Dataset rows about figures
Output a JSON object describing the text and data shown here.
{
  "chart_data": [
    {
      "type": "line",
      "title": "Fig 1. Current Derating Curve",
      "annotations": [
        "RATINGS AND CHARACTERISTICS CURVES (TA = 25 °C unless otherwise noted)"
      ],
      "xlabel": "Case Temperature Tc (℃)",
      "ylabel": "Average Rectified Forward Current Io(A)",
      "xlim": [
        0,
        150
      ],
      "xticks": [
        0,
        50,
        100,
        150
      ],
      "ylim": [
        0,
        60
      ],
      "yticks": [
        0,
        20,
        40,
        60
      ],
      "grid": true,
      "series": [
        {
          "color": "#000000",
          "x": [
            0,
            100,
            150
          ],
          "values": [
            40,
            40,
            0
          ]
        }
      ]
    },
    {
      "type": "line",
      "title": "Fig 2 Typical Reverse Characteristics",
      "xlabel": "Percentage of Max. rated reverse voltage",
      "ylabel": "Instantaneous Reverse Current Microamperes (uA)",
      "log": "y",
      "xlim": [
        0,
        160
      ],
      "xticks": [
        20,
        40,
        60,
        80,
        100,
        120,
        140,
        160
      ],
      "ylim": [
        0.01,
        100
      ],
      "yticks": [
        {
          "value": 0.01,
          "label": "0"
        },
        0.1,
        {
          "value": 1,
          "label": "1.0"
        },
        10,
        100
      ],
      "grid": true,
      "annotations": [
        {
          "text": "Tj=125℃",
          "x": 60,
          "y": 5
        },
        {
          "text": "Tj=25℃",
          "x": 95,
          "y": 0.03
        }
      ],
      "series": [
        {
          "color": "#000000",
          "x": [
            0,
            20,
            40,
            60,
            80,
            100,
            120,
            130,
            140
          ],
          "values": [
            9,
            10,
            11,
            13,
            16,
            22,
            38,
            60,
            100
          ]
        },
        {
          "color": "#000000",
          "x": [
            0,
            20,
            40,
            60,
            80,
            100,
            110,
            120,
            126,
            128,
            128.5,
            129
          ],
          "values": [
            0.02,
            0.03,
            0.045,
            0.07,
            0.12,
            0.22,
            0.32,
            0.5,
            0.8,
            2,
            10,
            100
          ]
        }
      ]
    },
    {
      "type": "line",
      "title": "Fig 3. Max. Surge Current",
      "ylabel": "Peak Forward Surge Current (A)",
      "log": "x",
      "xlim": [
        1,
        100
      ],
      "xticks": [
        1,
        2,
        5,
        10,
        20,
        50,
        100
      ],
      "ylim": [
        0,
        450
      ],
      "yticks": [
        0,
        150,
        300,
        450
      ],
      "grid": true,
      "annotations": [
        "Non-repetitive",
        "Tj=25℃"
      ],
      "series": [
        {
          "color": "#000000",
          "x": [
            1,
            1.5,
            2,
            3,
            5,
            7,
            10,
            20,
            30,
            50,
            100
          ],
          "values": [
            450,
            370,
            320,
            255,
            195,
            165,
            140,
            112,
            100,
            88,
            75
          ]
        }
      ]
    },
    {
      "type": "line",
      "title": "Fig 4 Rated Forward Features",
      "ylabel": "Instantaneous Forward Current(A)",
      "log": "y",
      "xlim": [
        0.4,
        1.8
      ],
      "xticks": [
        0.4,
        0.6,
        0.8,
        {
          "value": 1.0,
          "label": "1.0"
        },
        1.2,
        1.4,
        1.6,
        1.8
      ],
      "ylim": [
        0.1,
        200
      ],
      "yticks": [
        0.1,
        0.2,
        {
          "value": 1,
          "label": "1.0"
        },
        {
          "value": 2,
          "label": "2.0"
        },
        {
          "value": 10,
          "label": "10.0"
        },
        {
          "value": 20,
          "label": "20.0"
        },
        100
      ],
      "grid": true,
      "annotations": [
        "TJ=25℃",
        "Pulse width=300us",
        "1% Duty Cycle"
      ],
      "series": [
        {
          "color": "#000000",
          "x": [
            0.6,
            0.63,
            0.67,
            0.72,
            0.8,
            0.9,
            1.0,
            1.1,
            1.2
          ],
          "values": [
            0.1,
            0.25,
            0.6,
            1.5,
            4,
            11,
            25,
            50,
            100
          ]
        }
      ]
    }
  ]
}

> What you are asked to do:
Locate the lines above that hold the word "Current". Show every one of them.

> Finished exercise:
      "title": "Fig 1. Current Derating Curve",
      "ylabel": "Average Rectified Forward Current Io(A)",
      "ylabel": "Instantaneous Reverse Current Microamperes (uA)",
      "title": "Fig 3. Max. Surge Current",
      "ylabel": "Peak Forward Surge Current (A)",
      "ylabel": "Instantaneous Forward Current(A)",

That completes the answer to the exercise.